- [Your goal]
Below are records to transcribe exactly, without their pictures.

Data excerpts
··········

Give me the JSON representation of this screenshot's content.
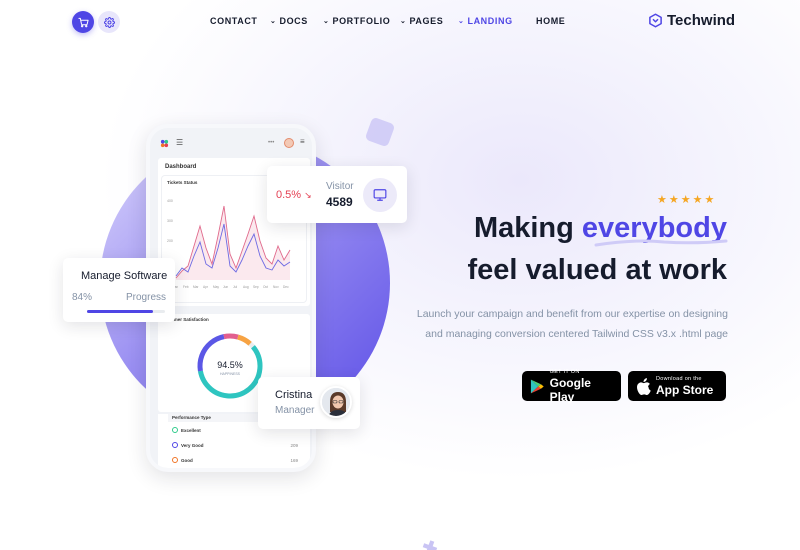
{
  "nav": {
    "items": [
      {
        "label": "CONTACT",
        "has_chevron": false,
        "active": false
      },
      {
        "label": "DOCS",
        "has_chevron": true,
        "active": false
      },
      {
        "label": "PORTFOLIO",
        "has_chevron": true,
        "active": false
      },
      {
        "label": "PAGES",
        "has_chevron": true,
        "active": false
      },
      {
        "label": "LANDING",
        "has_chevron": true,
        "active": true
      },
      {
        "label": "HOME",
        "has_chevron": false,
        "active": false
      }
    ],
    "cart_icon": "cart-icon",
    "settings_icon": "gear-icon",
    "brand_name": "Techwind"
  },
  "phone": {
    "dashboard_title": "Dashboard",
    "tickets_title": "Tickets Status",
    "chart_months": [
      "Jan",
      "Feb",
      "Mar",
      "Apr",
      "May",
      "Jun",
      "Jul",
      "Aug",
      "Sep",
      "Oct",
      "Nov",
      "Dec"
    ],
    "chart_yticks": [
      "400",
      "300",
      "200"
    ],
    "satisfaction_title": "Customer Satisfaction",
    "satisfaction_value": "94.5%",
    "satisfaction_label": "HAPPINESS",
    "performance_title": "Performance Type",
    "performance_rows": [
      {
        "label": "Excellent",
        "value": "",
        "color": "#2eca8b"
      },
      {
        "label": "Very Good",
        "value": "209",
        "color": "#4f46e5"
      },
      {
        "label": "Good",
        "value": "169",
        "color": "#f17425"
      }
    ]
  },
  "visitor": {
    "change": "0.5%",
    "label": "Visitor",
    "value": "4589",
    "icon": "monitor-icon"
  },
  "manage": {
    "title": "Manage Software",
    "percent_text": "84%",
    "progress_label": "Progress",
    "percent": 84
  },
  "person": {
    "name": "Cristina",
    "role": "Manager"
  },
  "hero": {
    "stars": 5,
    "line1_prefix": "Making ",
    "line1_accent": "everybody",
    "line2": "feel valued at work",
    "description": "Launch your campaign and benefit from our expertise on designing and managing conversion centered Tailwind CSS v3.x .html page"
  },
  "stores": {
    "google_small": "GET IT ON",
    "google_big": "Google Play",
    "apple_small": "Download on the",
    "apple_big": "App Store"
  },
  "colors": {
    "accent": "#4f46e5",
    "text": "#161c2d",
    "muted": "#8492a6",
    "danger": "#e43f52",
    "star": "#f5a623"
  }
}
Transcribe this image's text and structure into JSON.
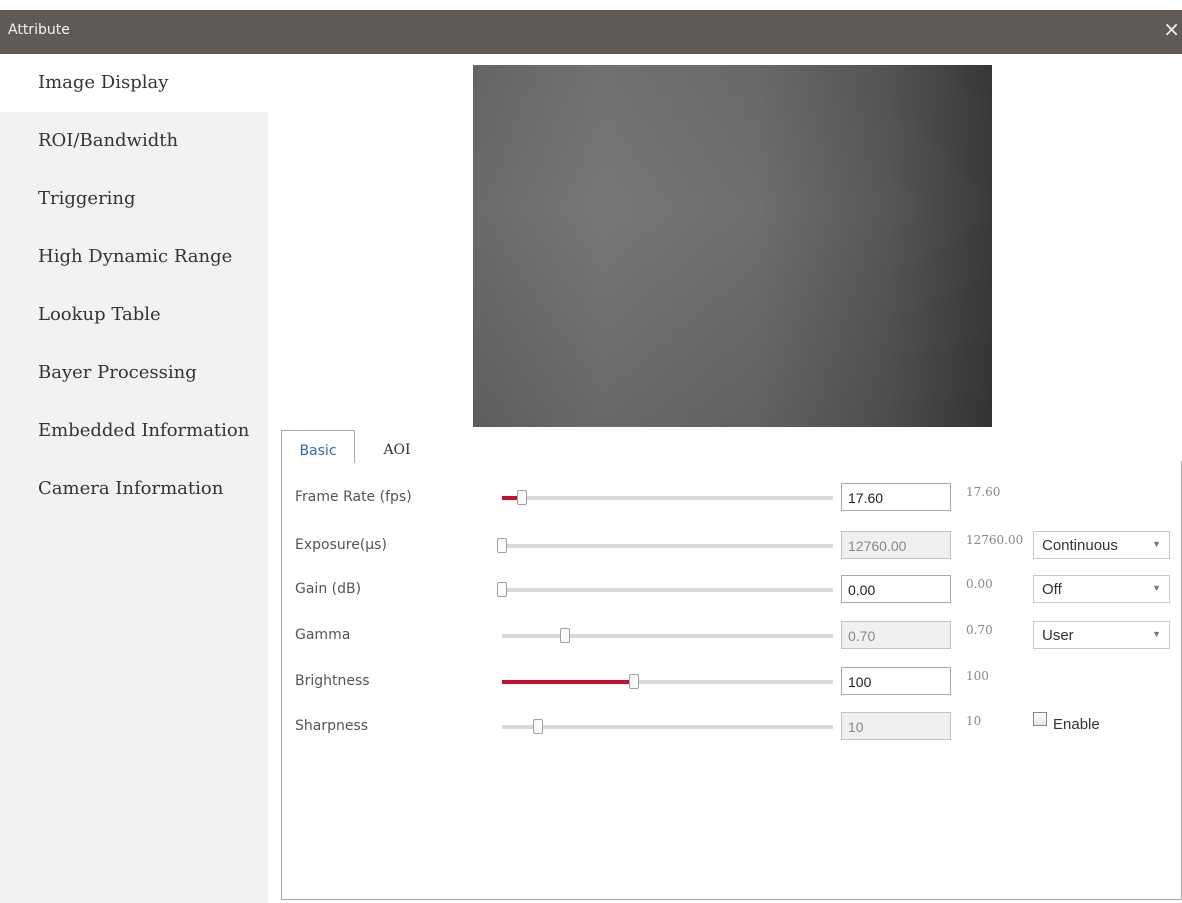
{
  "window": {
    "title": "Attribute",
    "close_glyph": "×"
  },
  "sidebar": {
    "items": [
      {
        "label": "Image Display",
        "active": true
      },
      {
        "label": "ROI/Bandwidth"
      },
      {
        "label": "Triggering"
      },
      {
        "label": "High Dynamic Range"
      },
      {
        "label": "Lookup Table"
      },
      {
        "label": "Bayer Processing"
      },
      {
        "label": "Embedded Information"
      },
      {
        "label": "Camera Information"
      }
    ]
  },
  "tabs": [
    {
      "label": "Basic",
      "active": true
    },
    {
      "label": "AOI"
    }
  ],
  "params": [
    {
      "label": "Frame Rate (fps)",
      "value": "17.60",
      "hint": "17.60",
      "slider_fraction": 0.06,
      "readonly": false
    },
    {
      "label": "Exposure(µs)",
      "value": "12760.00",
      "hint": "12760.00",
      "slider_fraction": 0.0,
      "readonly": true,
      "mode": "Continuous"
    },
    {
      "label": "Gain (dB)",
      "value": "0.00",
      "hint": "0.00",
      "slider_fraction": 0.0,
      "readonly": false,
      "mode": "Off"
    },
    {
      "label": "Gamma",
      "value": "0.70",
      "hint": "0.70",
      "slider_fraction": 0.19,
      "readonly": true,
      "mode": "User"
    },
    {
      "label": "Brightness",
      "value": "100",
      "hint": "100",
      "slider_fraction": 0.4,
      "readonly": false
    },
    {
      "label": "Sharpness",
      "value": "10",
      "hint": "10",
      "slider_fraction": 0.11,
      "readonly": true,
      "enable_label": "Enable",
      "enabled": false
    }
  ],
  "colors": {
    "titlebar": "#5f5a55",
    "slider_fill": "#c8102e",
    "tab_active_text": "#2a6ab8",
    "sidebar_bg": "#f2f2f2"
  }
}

··········

- [Problem solution]
Give me the JSON representation of this screenshot's content.
{
  "nav": {
    "items": [
      {
        "label": "CONTACT",
        "has_chevron": false,
        "active": false
      },
      {
        "label": "DOCS",
        "has_chevron": true,
        "active": false
      },
      {
        "label": "PORTFOLIO",
        "has_chevron": true,
        "active": false
      },
      {
        "label": "PAGES",
        "has_chevron": true,
        "active": false
      },
      {
        "label": "LANDING",
        "has_chevron": true,
        "active": true
      },
      {
        "label": "HOME",
        "has_chevron": false,
        "active": false
      }
    ],
    "cart_icon": "cart-icon",
    "settings_icon": "gear-icon",
    "brand_name": "Techwind"
  },
  "phone": {
    "dashboard_title": "Dashboard",
    "tickets_title": "Tickets Status",
    "chart_months": [
      "Jan",
      "Feb",
      "Mar",
      "Apr",
      "May",
      "Jun",
      "Jul",
      "Aug",
      "Sep",
      "Oct",
      "Nov",
      "Dec"
    ],
    "chart_yticks": [
      "400",
      "300",
      "200"
    ],
    "satisfaction_title": "Customer Satisfaction",
    "satisfaction_value": "94.5%",
    "satisfaction_label": "HAPPINESS",
    "performance_title": "Performance Type",
    "performance_rows": [
      {
        "label": "Excellent",
        "value": "",
        "color": "#2eca8b"
      },
      {
        "label": "Very Good",
        "value": "209",
        "color": "#4f46e5"
      },
      {
        "label": "Good",
        "value": "169",
        "color": "#f17425"
      }
    ]
  },
  "visitor": {
    "change": "0.5%",
    "label": "Visitor",
    "value": "4589",
    "icon": "monitor-icon"
  },
  "manage": {
    "title": "Manage Software",
    "percent_text": "84%",
    "progress_label": "Progress",
    "percent": 84
  },
  "person": {
    "name": "Cristina",
    "role": "Manager"
  },
  "hero": {
    "stars": 5,
    "line1_prefix": "Making ",
    "line1_accent": "everybody",
    "line2": "feel valued at work",
    "description": "Launch your campaign and benefit from our expertise on designing and managing conversion centered Tailwind CSS v3.x .html page"
  },
  "stores": {
    "google_small": "GET IT ON",
    "google_big": "Google Play",
    "apple_small": "Download on the",
    "apple_big": "App Store"
  },
  "colors": {
    "accent": "#4f46e5",
    "text": "#161c2d",
    "muted": "#8492a6",
    "danger": "#e43f52",
    "star": "#f5a623"
  }
}
Transcribe this image's text and structure into JSON.
{
  "window": {
    "title": "Attribute",
    "close_glyph": "×"
  },
  "sidebar": {
    "items": [
      {
        "label": "Image Display",
        "active": true
      },
      {
        "label": "ROI/Bandwidth"
      },
      {
        "label": "Triggering"
      },
      {
        "label": "High Dynamic Range"
      },
      {
        "label": "Lookup Table"
      },
      {
        "label": "Bayer Processing"
      },
      {
        "label": "Embedded Information"
      },
      {
        "label": "Camera Information"
      }
    ]
  },
  "tabs": [
    {
      "label": "Basic",
      "active": true
    },
    {
      "label": "AOI"
    }
  ],
  "params": [
    {
      "label": "Frame Rate (fps)",
      "value": "17.60",
      "hint": "17.60",
      "slider_fraction": 0.06,
      "readonly": false
    },
    {
      "label": "Exposure(µs)",
      "value": "12760.00",
      "hint": "12760.00",
      "slider_fraction": 0.0,
      "readonly": true,
      "mode": "Continuous"
    },
    {
      "label": "Gain (dB)",
      "value": "0.00",
      "hint": "0.00",
      "slider_fraction": 0.0,
      "readonly": false,
      "mode": "Off"
    },
    {
      "label": "Gamma",
      "value": "0.70",
      "hint": "0.70",
      "slider_fraction": 0.19,
      "readonly": true,
      "mode": "User"
    },
    {
      "label": "Brightness",
      "value": "100",
      "hint": "100",
      "slider_fraction": 0.4,
      "readonly": false
    },
    {
      "label": "Sharpness",
      "value": "10",
      "hint": "10",
      "slider_fraction": 0.11,
      "readonly": true,
      "enable_label": "Enable",
      "enabled": false
    }
  ],
  "colors": {
    "titlebar": "#5f5a55",
    "slider_fill": "#c8102e",
    "tab_active_text": "#2a6ab8",
    "sidebar_bg": "#f2f2f2"
  }
}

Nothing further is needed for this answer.